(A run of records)
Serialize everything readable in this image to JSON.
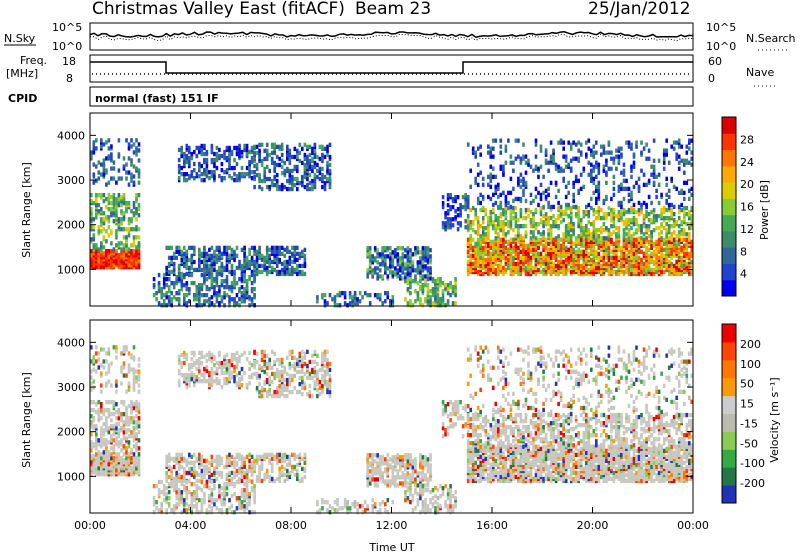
{
  "header": {
    "station": "Christmas Valley East (fitACF)",
    "beam": "Beam 23",
    "date": "25/Jan/2012"
  },
  "top_panels": {
    "nsky_label": "N.Sky",
    "nsearch_label": "N.Search",
    "nsky_ticks_left": [
      "10^5",
      "10^0"
    ],
    "nsky_ticks_right": [
      "10^5",
      "10^0"
    ],
    "freq_label": "Freq.",
    "freq_unit": "[MHz]",
    "freq_ticks": [
      "18",
      "8"
    ],
    "nave_label": "Nave",
    "nave_ticks": [
      "60",
      "0"
    ],
    "cpid_label": "CPID",
    "cpid_value": "normal (fast) 151 IF"
  },
  "chart_data": [
    {
      "type": "heatmap",
      "name": "power-panel",
      "ylabel": "Slant Range [km]",
      "xlabel": "",
      "x_ticks": [
        "00:00",
        "04:00",
        "08:00",
        "12:00",
        "16:00",
        "20:00",
        "00:00"
      ],
      "y_ticks": [
        "1000",
        "2000",
        "3000",
        "4000"
      ],
      "xlim_hours": [
        0,
        24
      ],
      "ylim_km": [
        180,
        4500
      ],
      "colorbar": {
        "label": "Power [dB]",
        "ticks": [
          "28",
          "24",
          "20",
          "16",
          "12",
          "8",
          "4"
        ],
        "colors": [
          "#0000ee",
          "#2244cc",
          "#336699",
          "#3c8c6a",
          "#44aa55",
          "#88cc33",
          "#ddcc00",
          "#ffaa00",
          "#ff7700",
          "#ff3300",
          "#dd0000"
        ]
      }
    },
    {
      "type": "heatmap",
      "name": "velocity-panel",
      "ylabel": "Slant Range [km]",
      "xlabel": "Time UT",
      "x_ticks": [
        "00:00",
        "04:00",
        "08:00",
        "12:00",
        "16:00",
        "20:00",
        "00:00"
      ],
      "y_ticks": [
        "1000",
        "2000",
        "3000",
        "4000"
      ],
      "xlim_hours": [
        0,
        24
      ],
      "ylim_km": [
        180,
        4500
      ],
      "colorbar": {
        "label": "Velocity [m s⁻¹]",
        "ticks": [
          "200",
          "100",
          "50",
          "15",
          "-15",
          "-50",
          "-100",
          "-200"
        ],
        "colors": [
          "#2233bb",
          "#227744",
          "#33aa44",
          "#88cc55",
          "#bbbbb0",
          "#cccccc",
          "#ff9900",
          "#ff7700",
          "#ff4400",
          "#ee0000"
        ]
      }
    }
  ]
}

§ **YOUR INSTRUCTIONS**
Copy each line of the records precisely and drop any images they hold.

§ **PROBLEM SOLUTION**
Serialize everything readable in this image to JSON.
{
  "header": {
    "station": "Christmas Valley East (fitACF)",
    "beam": "Beam 23",
    "date": "25/Jan/2012"
  },
  "top_panels": {
    "nsky_label": "N.Sky",
    "nsearch_label": "N.Search",
    "nsky_ticks_left": [
      "10^5",
      "10^0"
    ],
    "nsky_ticks_right": [
      "10^5",
      "10^0"
    ],
    "freq_label": "Freq.",
    "freq_unit": "[MHz]",
    "freq_ticks": [
      "18",
      "8"
    ],
    "nave_label": "Nave",
    "nave_ticks": [
      "60",
      "0"
    ],
    "cpid_label": "CPID",
    "cpid_value": "normal (fast) 151 IF"
  },
  "chart_data": [
    {
      "type": "heatmap",
      "name": "power-panel",
      "ylabel": "Slant Range [km]",
      "xlabel": "",
      "x_ticks": [
        "00:00",
        "04:00",
        "08:00",
        "12:00",
        "16:00",
        "20:00",
        "00:00"
      ],
      "y_ticks": [
        "1000",
        "2000",
        "3000",
        "4000"
      ],
      "xlim_hours": [
        0,
        24
      ],
      "ylim_km": [
        180,
        4500
      ],
      "colorbar": {
        "label": "Power [dB]",
        "ticks": [
          "28",
          "24",
          "20",
          "16",
          "12",
          "8",
          "4"
        ],
        "colors": [
          "#0000ee",
          "#2244cc",
          "#336699",
          "#3c8c6a",
          "#44aa55",
          "#88cc33",
          "#ddcc00",
          "#ffaa00",
          "#ff7700",
          "#ff3300",
          "#dd0000"
        ]
      }
    },
    {
      "type": "heatmap",
      "name": "velocity-panel",
      "ylabel": "Slant Range [km]",
      "xlabel": "Time UT",
      "x_ticks": [
        "00:00",
        "04:00",
        "08:00",
        "12:00",
        "16:00",
        "20:00",
        "00:00"
      ],
      "y_ticks": [
        "1000",
        "2000",
        "3000",
        "4000"
      ],
      "xlim_hours": [
        0,
        24
      ],
      "ylim_km": [
        180,
        4500
      ],
      "colorbar": {
        "label": "Velocity [m s⁻¹]",
        "ticks": [
          "200",
          "100",
          "50",
          "15",
          "-15",
          "-50",
          "-100",
          "-200"
        ],
        "colors": [
          "#2233bb",
          "#227744",
          "#33aa44",
          "#88cc55",
          "#bbbbb0",
          "#cccccc",
          "#ff9900",
          "#ff7700",
          "#ff4400",
          "#ee0000"
        ]
      }
    }
  ]
}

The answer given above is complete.